■ Exercise ■
Pick out the lines below that contain the string "канцелярские" and copy them all.

■ Provided data ■
——
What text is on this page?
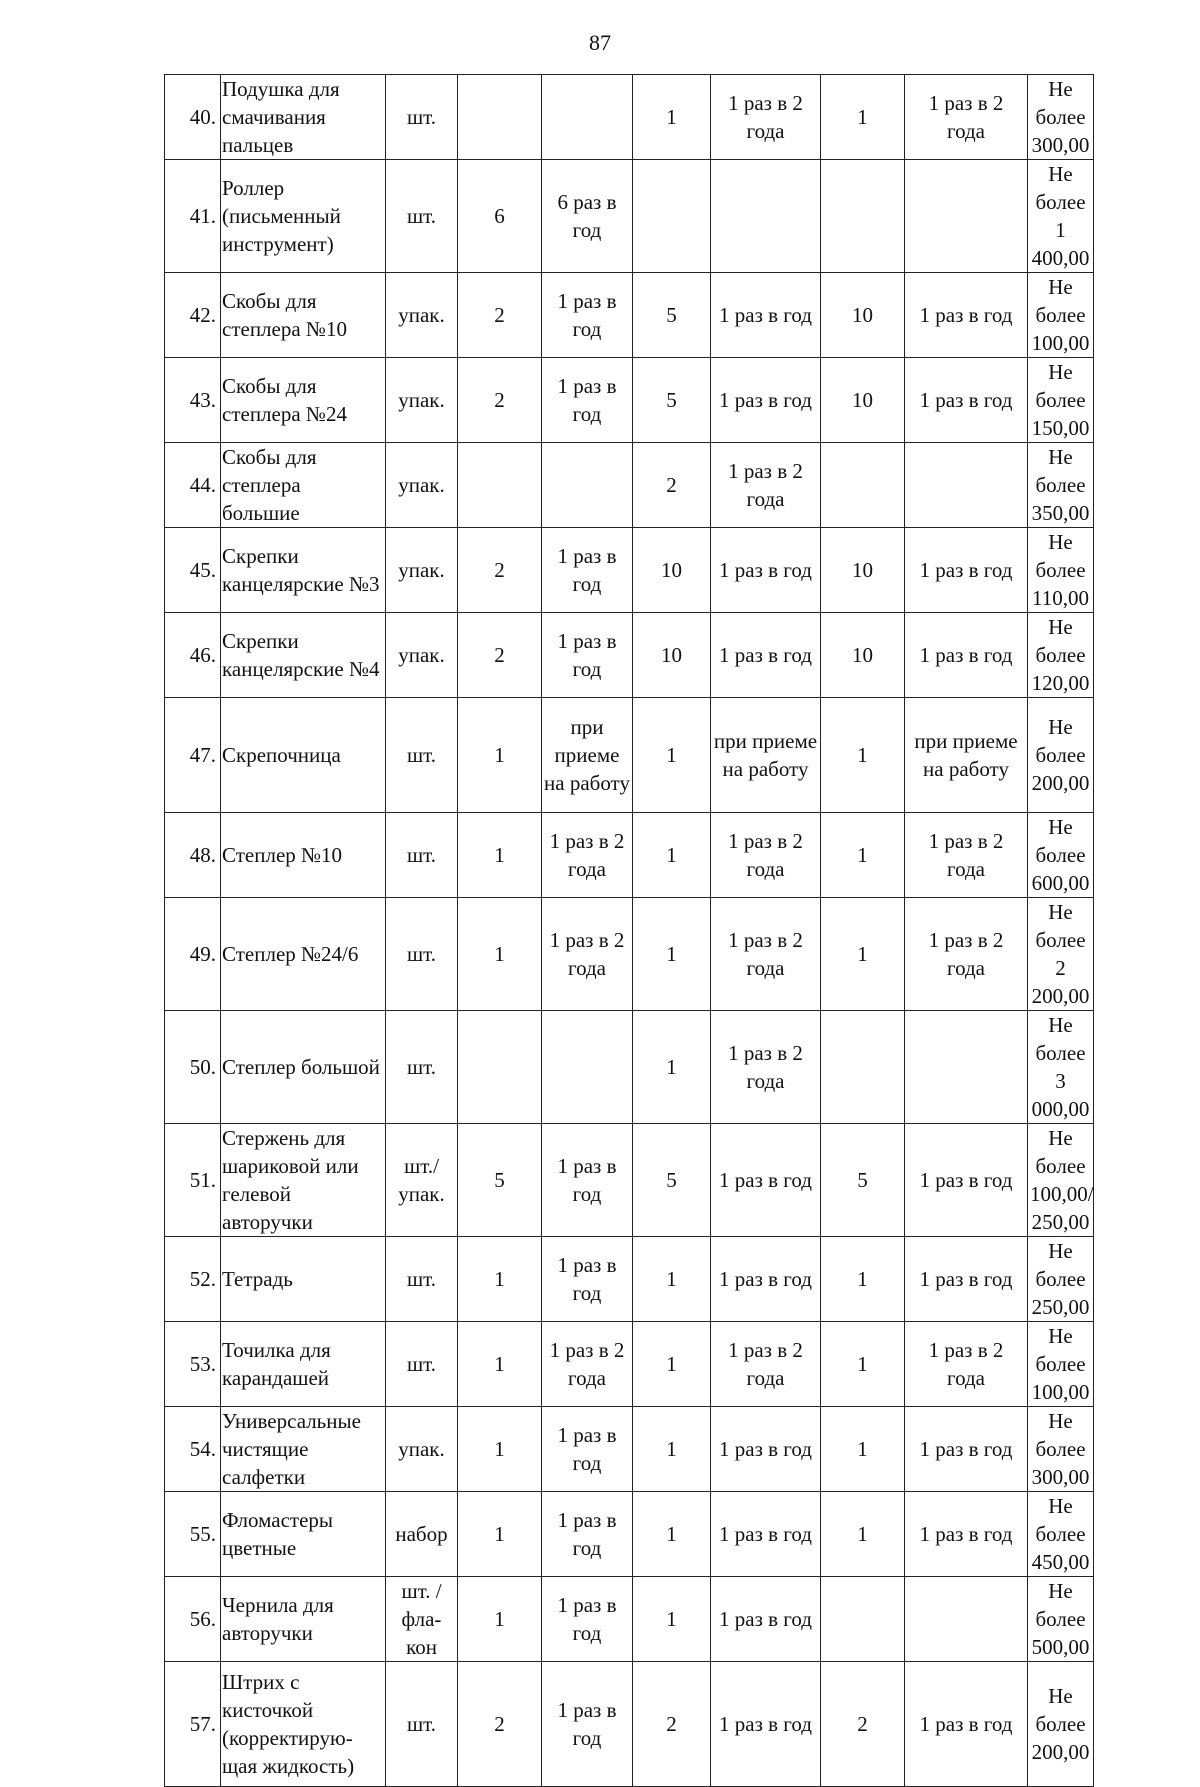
87
40.	Подушка для смачивания пальцев	шт.			1	1 раз в 2 года	1	1 раз в 2 года	Не более 300,00
41.	Роллер (письменный инструмент)	шт.	6	6 раз в год					Не более 1 400,00
42.	Скобы для степлера №10	упак.	2	1 раз в год	5	1 раз в год	10	1 раз в год	Не более 100,00
43.	Скобы для степлера №24	упак.	2	1 раз в год	5	1 раз в год	10	1 раз в год	Не более 150,00
44.	Скобы для степлера большие	упак.			2	1 раз в 2 года			Не более 350,00
45.	Скрепки канцелярские №3	упак.	2	1 раз в год	10	1 раз в год	10	1 раз в год	Не более 110,00
46.	Скрепки канцелярские №4	упак.	2	1 раз в год	10	1 раз в год	10	1 раз в год	Не более 120,00
47.	Скрепочница	шт.	1	при приеме на работу	1	при приеме на работу	1	при приеме на работу	Не более 200,00
48.	Степлер №10	шт.	1	1 раз в 2 года	1	1 раз в 2 года	1	1 раз в 2 года	Не более 600,00
49.	Степлер №24/6	шт.	1	1 раз в 2 года	1	1 раз в 2 года	1	1 раз в 2 года	Не более 2 200,00
50.	Степлер большой	шт.			1	1 раз в 2 года			Не более 3 000,00
51.	Стержень для шариковой или гелевой авторучки	шт./ упак.	5	1 раз в год	5	1 раз в год	5	1 раз в год	Не более 100,00/ 250,00
52.	Тетрадь	шт.	1	1 раз в год	1	1 раз в год	1	1 раз в год	Не более 250,00
53.	Точилка для карандашей	шт.	1	1 раз в 2 года	1	1 раз в 2 года	1	1 раз в 2 года	Не более 100,00
54.	Универсальные чистящие салфетки	упак.	1	1 раз в год	1	1 раз в год	1	1 раз в год	Не более 300,00
55.	Фломастеры цветные	набор	1	1 раз в год	1	1 раз в год	1	1 раз в год	Не более 450,00
56.	Чернила для авторучки	шт. / фла-кон	1	1 раз в год	1	1 раз в год			Не более 500,00
57.	Штрих с кисточкой (корректирую-щая жидкость)	шт.	2	1 раз в год	2	1 раз в год	2	1 раз в год	Не более 200,00
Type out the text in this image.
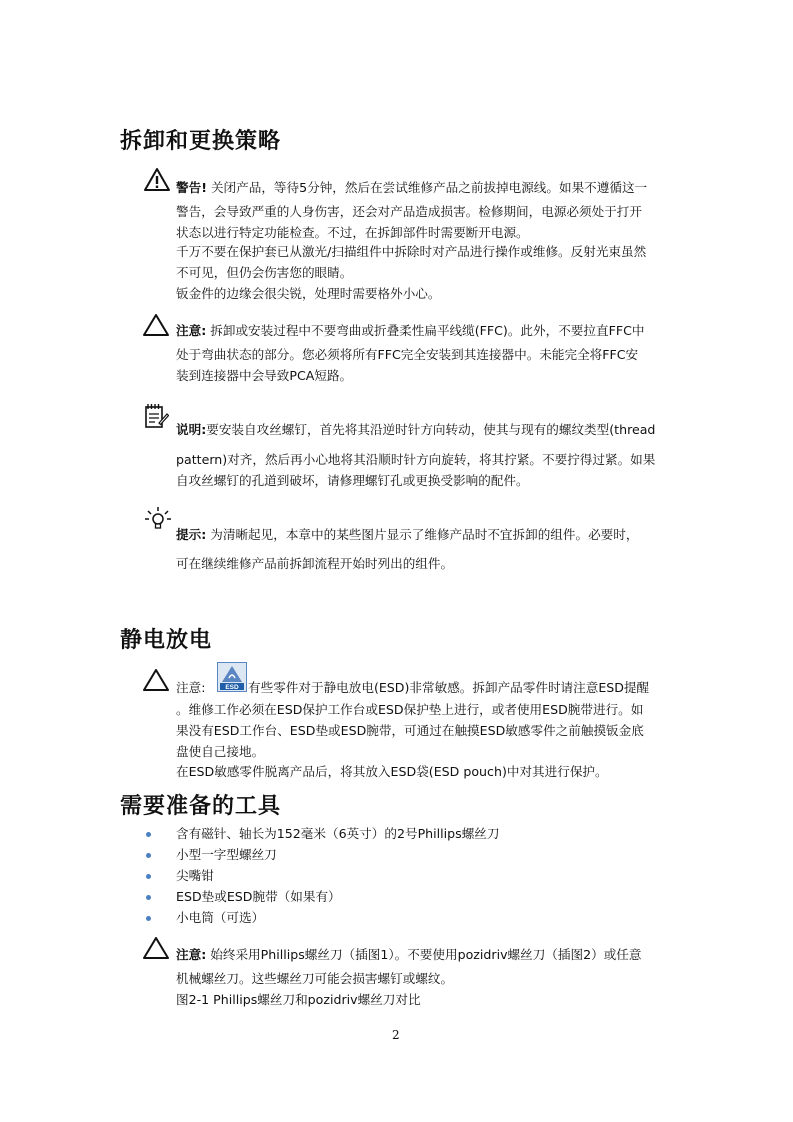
拆卸和更换策略
警告! 关闭产品，等待5分钟，然后在尝试维修产品之前拔掉电源线。如果不遵循这一
警告，会导致严重的人身伤害，还会对产品造成损害。检修期间，电源必须处于打开
状态以进行特定功能检查。不过，在拆卸部件时需要断开电源。
千万不要在保护套已从激光/扫描组件中拆除时对产品进行操作或维修。反射光束虽然
不可见，但仍会伤害您的眼睛。
钣金件的边缘会很尖锐，处理时需要格外小心。
注意: 拆卸或安装过程中不要弯曲或折叠柔性扁平线缆(FFC)。此外，不要拉直FFC中
处于弯曲状态的部分。您必须将所有FFC完全安装到其连接器中。未能完全将FFC安
装到连接器中会导致PCA短路。
说明:要安装自攻丝螺钉，首先将其沿逆时针方向转动，使其与现有的螺纹类型(thread
pattern)对齐，然后再小心地将其沿顺时针方向旋转，将其拧紧。不要拧得过紧。如果
自攻丝螺钉的孔道到破坏，请修理螺钉孔或更换受影响的配件。
提示: 为清晰起见，本章中的某些图片显示了维修产品时不宜拆卸的组件。必要时，
可在继续维修产品前拆卸流程开始时列出的组件。
静电放电
注意:	ESD 有些零件对于静电放电(ESD)非常敏感。拆卸产品零件时请注意ESD提醒
。维修工作必须在ESD保护工作台或ESD保护垫上进行，或者使用ESD腕带进行。如
果没有ESD工作台、ESD垫或ESD腕带，可通过在触摸ESD敏感零件之前触摸钣金底
盘使自己接地。
在ESD敏感零件脱离产品后，将其放入ESD袋(ESD pouch)中对其进行保护。
需要准备的工具
含有磁针、轴长为152毫米（6英寸）的2号Phillips螺丝刀
小型一字型螺丝刀
尖嘴钳
ESD垫或ESD腕带（如果有）
小电筒（可选）
注意: 始终采用Phillips螺丝刀（插图1）。不要使用pozidriv螺丝刀（插图2）或任意
机械螺丝刀。这些螺丝刀可能会损害螺钉或螺纹。
图2-1 Phillips螺丝刀和pozidriv螺丝刀对比
2
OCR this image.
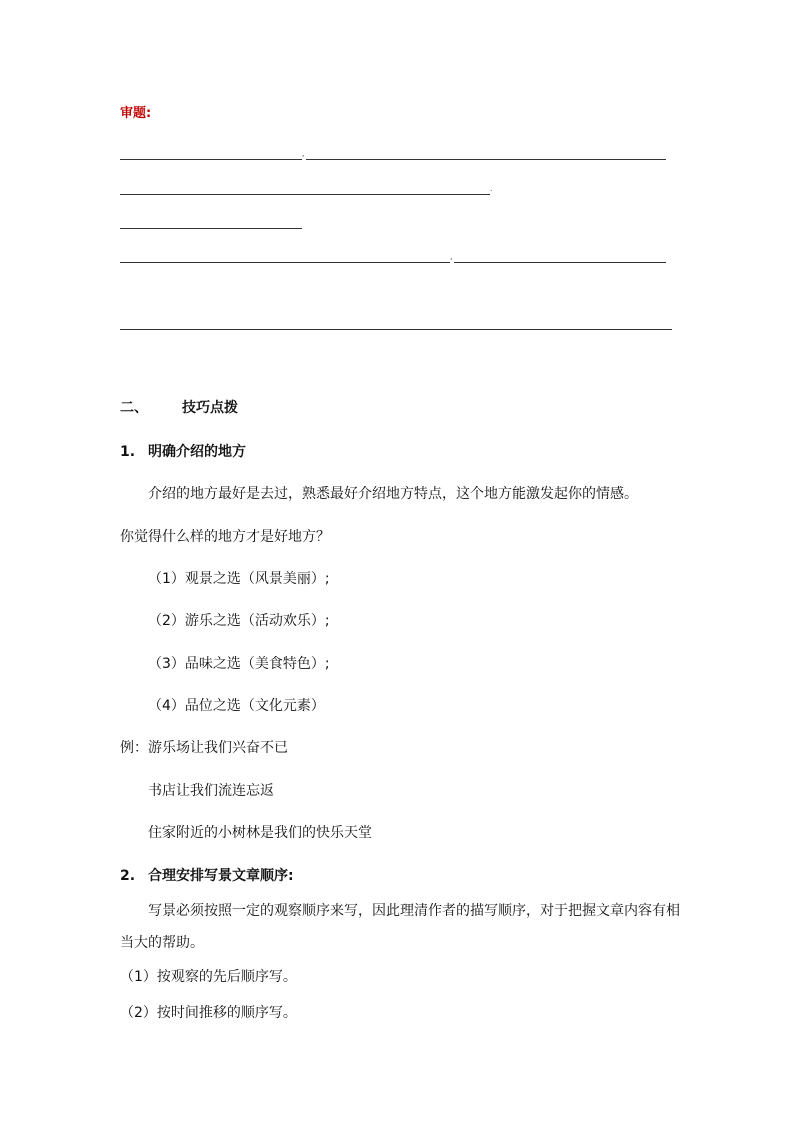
审题:
,
.
,
二、 技巧点拨
1. 明确介绍的地方
介绍的地方最好是去过，熟悉最好介绍地方特点，这个地方能激发起你的情感。
你觉得什么样的地方才是好地方？
（1）观景之选（风景美丽）;
（2）游乐之选（活动欢乐）;
（3）品味之选（美食特色）;
（4）品位之选（文化元素）
例：游乐场让我们兴奋不已
书店让我们流连忘返
住家附近的小树林是我们的快乐天堂
2. 合理安排写景文章顺序:
写景必须按照一定的观察顺序来写，因此理清作者的描写顺序，对于把握文章内容有相
当大的帮助。
（1）按观察的先后顺序写。
（2）按时间推移的顺序写。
——
■ Result ■
45.	Скрепки канцелярские №3	упак.	2	1 раз в год	10	1 раз в год	10	1 раз в год	Не более 110,00
46.	Скрепки канцелярские №4	упак.	2	1 раз в год	10	1 раз в год	10	1 раз в год	Не более 120,00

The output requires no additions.